» **Structured figure records**
================================
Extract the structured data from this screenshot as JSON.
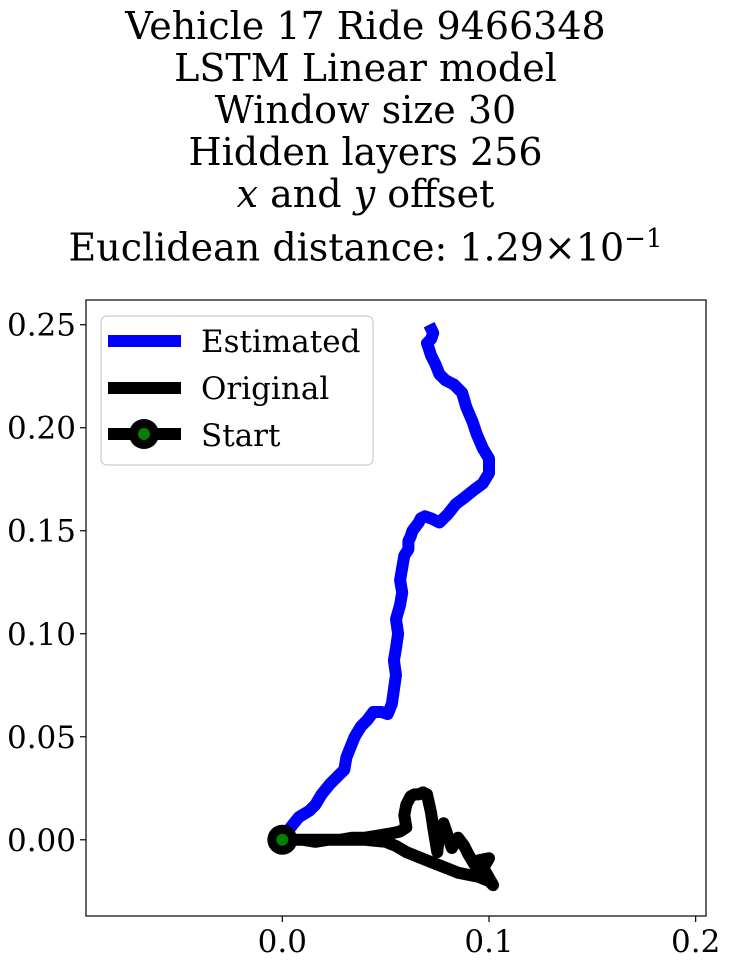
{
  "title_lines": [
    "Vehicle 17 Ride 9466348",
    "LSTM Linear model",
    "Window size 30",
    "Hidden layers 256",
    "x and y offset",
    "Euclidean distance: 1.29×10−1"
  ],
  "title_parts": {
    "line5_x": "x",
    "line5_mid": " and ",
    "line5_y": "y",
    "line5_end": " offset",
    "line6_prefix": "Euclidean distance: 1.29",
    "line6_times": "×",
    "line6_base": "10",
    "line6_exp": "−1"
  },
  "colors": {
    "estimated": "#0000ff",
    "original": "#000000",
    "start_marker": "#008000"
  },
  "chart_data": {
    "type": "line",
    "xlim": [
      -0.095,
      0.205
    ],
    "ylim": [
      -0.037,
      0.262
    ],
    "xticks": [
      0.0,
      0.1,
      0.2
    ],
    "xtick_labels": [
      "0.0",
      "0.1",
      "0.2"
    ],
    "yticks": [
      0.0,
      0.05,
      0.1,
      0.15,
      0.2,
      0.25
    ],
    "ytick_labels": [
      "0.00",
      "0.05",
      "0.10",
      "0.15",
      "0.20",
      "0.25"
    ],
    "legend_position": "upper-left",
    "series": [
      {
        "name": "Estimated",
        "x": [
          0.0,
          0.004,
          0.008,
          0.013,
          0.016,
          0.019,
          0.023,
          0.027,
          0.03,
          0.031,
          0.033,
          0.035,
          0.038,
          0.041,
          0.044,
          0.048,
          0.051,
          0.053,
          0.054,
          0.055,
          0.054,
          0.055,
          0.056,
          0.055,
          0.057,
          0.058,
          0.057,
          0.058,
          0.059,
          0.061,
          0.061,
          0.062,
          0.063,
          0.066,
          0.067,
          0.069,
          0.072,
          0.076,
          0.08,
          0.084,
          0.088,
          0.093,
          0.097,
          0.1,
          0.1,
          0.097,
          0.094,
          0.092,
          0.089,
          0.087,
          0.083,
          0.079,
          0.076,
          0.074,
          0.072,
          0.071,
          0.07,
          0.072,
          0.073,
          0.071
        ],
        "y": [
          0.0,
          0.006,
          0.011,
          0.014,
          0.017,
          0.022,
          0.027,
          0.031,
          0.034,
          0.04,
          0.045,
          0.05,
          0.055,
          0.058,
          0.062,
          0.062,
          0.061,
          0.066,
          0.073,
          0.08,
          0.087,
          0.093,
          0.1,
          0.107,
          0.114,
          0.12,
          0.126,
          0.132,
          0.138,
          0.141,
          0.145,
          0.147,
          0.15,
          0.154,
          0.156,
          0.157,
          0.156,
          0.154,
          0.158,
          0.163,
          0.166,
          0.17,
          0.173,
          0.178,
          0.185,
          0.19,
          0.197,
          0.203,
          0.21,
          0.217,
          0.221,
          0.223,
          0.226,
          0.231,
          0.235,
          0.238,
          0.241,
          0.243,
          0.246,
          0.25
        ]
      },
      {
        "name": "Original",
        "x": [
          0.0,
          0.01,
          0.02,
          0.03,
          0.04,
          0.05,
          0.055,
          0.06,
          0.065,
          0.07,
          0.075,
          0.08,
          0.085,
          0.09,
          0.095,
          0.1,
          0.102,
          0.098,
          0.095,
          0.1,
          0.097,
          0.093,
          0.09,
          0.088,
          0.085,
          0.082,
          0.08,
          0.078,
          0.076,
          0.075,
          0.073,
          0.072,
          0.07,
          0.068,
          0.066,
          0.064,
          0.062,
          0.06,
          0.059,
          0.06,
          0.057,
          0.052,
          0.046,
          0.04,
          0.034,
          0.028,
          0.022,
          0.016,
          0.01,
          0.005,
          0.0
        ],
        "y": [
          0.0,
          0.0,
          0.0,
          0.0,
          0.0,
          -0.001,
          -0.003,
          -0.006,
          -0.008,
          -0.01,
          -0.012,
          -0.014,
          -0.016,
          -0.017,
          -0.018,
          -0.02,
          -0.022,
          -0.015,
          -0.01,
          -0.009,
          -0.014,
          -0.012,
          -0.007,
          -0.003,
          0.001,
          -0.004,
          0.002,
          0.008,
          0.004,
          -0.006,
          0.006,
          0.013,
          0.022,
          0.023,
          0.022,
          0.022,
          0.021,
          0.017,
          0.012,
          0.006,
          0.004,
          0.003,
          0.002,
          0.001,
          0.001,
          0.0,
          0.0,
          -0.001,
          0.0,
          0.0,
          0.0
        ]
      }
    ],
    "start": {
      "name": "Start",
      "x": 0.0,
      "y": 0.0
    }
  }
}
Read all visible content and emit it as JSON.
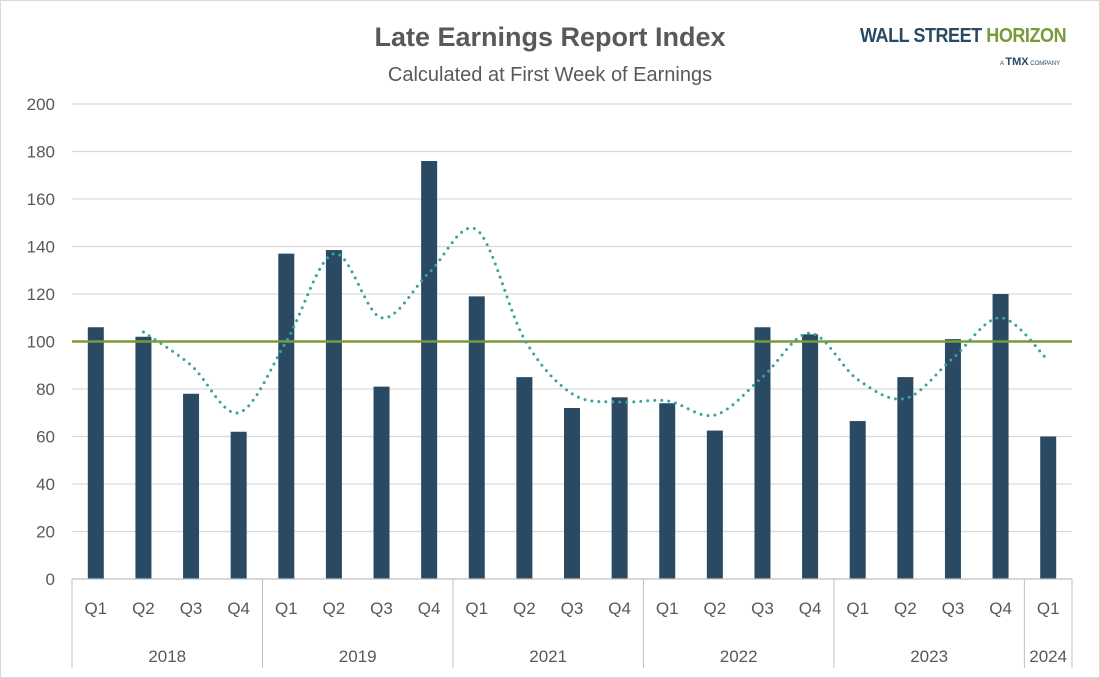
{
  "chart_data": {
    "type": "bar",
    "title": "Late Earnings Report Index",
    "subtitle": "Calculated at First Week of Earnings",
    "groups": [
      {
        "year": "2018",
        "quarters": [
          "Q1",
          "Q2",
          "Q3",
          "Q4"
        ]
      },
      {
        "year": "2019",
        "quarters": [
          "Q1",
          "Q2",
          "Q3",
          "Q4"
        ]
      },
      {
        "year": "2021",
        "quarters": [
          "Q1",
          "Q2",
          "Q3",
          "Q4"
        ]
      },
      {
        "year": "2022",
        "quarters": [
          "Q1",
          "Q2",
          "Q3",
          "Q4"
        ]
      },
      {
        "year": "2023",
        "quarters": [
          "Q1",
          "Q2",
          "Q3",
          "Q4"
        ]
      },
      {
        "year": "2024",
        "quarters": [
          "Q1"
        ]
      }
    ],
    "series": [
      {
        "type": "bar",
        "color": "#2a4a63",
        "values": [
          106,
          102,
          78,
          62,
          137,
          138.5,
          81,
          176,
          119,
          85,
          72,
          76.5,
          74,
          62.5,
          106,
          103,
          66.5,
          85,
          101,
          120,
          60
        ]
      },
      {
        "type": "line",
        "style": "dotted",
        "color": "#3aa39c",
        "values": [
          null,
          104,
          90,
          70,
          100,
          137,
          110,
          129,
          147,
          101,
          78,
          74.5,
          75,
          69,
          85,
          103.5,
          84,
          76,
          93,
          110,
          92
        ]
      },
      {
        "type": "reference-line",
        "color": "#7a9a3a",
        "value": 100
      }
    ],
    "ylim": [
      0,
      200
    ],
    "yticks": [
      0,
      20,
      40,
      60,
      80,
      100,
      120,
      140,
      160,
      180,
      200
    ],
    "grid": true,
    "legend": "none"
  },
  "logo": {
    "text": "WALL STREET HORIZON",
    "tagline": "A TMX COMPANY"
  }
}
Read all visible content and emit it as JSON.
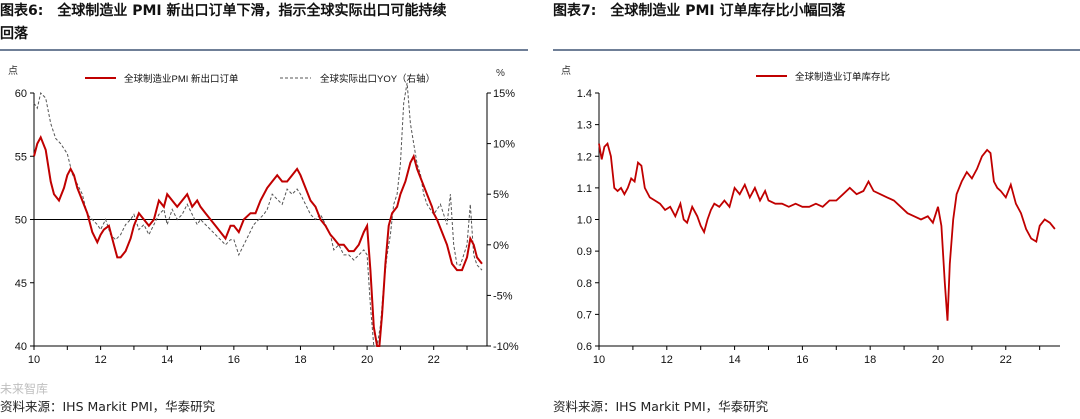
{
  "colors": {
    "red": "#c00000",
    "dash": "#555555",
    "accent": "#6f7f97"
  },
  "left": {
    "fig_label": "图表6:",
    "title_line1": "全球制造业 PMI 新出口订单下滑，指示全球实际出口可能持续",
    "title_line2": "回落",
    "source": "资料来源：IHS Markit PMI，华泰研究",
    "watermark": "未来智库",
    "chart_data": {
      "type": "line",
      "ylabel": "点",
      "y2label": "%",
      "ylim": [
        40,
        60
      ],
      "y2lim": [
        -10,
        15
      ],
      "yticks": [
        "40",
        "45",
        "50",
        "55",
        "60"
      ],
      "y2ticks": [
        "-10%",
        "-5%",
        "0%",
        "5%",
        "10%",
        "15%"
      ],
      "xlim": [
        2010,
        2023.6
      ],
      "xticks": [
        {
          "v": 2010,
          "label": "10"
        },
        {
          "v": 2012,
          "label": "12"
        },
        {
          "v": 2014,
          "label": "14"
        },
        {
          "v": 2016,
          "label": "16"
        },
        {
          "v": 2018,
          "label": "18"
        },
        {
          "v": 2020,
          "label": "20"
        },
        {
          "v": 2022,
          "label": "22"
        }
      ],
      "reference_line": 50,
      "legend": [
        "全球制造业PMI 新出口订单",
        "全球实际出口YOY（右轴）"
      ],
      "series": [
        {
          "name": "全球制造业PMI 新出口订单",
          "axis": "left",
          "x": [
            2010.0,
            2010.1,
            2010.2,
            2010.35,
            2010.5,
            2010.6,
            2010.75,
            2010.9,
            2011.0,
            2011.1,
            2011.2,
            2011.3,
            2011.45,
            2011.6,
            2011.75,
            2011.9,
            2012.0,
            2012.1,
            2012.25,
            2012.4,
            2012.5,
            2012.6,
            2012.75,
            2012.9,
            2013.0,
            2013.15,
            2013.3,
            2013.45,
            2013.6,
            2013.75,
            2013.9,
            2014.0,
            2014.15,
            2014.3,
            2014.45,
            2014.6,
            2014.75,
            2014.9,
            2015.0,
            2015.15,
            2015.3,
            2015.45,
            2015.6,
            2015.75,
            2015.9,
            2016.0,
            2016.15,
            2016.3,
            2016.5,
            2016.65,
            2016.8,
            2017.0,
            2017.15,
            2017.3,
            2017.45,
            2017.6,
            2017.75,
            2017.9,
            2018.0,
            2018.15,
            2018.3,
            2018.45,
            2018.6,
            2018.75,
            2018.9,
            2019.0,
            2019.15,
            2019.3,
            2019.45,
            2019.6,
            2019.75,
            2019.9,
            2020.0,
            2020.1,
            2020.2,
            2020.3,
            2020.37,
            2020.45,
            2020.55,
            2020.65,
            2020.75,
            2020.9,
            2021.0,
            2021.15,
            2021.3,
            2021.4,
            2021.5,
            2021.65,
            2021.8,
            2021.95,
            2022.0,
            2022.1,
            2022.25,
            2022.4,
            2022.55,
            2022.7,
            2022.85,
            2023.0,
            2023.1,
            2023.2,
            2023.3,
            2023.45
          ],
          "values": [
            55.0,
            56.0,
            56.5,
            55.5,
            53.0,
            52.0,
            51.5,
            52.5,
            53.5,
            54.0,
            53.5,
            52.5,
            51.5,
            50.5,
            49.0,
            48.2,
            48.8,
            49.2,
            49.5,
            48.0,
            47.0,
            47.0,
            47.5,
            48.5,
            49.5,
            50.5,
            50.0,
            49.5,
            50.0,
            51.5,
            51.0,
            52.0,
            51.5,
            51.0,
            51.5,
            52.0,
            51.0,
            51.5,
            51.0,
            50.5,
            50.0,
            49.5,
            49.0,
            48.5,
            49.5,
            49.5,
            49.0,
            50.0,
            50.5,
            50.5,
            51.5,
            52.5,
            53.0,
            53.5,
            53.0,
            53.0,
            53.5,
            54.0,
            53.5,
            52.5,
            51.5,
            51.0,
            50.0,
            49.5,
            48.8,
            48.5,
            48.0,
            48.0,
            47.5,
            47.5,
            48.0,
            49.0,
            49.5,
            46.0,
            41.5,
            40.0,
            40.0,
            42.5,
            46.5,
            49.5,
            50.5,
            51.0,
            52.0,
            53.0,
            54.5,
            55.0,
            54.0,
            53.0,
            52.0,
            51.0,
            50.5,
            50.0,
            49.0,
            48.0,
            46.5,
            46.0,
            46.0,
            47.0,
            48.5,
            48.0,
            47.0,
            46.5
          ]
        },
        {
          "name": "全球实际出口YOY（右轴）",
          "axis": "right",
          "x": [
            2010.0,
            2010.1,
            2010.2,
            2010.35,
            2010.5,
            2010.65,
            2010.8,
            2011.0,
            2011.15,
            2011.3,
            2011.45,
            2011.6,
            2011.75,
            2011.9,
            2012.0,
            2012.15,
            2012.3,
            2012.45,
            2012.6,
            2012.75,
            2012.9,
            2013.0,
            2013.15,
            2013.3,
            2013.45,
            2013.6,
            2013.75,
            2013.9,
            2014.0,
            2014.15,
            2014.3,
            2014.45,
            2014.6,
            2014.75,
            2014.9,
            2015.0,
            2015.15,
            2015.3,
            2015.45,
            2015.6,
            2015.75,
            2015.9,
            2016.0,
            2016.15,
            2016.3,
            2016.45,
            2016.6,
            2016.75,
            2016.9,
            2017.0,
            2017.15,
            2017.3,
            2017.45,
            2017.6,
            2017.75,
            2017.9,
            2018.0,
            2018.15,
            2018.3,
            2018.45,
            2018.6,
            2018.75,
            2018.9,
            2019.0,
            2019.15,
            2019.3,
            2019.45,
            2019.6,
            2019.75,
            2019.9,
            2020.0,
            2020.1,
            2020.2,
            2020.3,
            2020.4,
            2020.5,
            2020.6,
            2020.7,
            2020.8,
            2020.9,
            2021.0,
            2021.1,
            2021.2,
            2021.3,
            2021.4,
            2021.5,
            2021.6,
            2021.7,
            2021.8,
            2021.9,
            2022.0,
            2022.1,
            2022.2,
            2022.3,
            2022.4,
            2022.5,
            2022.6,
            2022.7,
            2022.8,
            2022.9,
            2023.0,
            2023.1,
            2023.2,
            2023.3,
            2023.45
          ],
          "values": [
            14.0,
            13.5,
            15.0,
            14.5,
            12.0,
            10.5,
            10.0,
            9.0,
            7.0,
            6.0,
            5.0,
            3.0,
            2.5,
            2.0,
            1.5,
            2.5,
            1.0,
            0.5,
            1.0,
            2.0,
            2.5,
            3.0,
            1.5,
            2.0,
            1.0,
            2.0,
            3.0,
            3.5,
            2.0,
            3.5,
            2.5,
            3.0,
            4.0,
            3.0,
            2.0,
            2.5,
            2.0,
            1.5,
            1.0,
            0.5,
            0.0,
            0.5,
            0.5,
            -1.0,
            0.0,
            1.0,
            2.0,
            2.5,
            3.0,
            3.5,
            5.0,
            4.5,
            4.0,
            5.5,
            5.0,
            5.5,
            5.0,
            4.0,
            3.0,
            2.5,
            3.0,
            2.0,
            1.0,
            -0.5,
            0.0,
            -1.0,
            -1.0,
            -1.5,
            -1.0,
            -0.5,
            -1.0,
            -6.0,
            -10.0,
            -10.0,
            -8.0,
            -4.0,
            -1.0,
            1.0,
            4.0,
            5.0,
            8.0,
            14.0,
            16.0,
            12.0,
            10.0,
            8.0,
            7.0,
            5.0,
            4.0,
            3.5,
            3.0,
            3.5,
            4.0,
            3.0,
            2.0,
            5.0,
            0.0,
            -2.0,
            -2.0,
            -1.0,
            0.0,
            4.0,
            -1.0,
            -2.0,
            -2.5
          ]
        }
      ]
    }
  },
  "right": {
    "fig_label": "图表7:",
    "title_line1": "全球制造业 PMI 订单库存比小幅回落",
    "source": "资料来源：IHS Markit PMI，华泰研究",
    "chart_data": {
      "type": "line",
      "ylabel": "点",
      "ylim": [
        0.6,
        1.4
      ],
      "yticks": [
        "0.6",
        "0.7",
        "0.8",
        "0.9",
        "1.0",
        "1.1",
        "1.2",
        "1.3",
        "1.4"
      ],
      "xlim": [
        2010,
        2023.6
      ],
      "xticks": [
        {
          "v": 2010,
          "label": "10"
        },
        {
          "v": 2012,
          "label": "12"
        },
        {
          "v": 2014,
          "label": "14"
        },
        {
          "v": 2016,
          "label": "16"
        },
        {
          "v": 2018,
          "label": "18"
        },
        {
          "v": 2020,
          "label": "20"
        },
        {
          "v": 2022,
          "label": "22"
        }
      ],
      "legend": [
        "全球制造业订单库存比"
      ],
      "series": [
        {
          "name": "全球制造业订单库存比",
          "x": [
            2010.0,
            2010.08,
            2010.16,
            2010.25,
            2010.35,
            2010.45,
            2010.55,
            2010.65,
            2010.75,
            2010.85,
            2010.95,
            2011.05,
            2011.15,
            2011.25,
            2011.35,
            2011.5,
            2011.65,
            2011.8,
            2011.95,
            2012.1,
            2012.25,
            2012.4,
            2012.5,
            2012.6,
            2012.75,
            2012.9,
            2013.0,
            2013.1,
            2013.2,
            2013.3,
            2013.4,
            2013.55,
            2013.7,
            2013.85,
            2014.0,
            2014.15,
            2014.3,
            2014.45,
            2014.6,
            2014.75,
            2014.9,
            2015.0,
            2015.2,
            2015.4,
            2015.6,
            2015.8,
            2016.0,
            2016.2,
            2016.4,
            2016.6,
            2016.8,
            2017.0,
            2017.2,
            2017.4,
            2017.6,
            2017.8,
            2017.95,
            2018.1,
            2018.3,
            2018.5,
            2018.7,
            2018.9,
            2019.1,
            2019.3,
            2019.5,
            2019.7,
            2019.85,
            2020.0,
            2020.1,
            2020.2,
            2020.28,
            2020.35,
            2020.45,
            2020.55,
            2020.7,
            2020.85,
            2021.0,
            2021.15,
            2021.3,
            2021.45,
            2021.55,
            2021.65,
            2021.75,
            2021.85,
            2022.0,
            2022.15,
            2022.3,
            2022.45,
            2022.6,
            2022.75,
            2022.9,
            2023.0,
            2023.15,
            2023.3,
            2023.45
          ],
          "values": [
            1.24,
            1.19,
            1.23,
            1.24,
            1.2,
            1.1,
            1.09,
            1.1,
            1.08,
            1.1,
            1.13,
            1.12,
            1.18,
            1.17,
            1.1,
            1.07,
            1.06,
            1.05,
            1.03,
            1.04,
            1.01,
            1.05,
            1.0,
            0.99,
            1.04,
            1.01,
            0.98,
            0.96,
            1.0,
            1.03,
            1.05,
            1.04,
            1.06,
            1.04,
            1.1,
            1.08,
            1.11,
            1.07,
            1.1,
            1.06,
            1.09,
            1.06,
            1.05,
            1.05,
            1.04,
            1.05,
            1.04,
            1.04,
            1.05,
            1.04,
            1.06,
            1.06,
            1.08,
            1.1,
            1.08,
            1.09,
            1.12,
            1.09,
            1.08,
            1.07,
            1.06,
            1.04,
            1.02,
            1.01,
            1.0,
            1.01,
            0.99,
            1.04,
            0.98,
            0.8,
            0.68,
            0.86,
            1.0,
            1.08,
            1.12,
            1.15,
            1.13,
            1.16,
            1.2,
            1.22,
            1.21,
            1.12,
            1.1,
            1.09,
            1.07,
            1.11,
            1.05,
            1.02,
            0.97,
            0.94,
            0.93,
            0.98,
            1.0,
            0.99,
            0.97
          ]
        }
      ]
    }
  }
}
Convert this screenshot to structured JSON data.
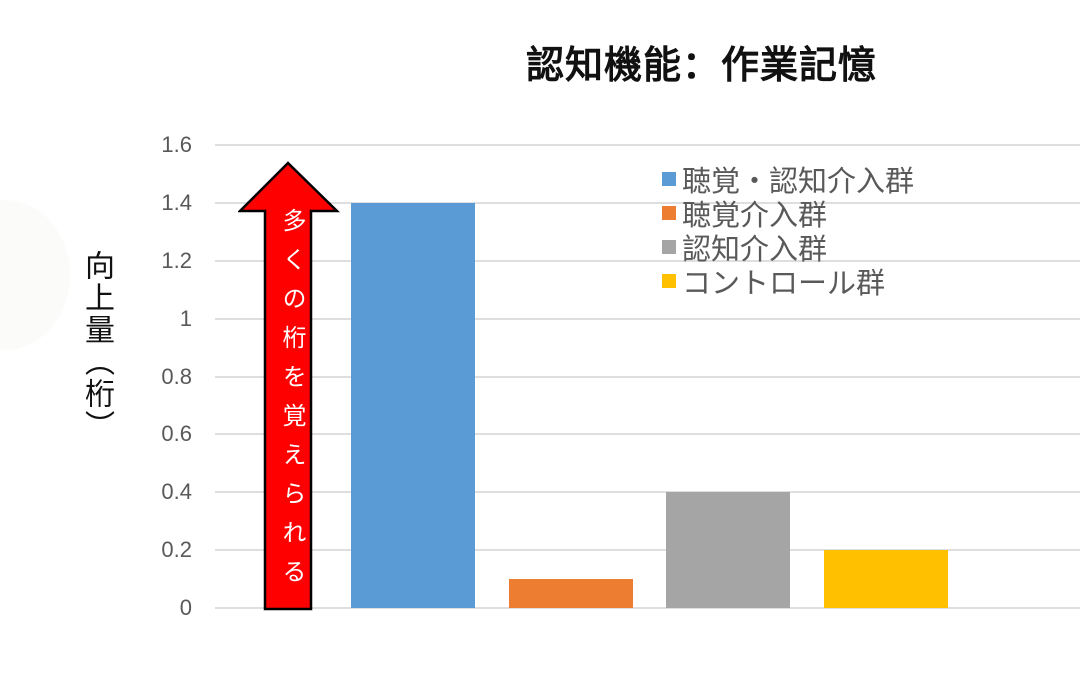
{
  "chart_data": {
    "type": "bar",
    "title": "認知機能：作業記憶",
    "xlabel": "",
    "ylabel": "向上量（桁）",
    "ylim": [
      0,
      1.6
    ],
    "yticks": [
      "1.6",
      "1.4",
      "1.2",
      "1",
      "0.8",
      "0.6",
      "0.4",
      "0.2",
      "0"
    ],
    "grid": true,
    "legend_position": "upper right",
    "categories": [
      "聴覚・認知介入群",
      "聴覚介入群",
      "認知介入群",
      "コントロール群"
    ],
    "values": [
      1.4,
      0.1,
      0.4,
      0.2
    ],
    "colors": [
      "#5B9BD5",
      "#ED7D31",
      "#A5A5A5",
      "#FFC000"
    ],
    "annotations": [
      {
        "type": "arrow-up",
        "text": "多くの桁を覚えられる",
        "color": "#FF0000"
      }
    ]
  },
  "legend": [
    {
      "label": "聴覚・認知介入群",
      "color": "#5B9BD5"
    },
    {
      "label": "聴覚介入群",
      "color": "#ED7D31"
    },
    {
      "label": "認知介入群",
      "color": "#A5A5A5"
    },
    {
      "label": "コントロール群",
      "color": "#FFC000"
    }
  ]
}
================================
» **Set exercise**
Each line that holds the word "distance" is to be copied.

» **Output of the task**
    "Euclidean distance: 1.29×10−1"
    "line6_prefix": "Euclidean distance: 1.29",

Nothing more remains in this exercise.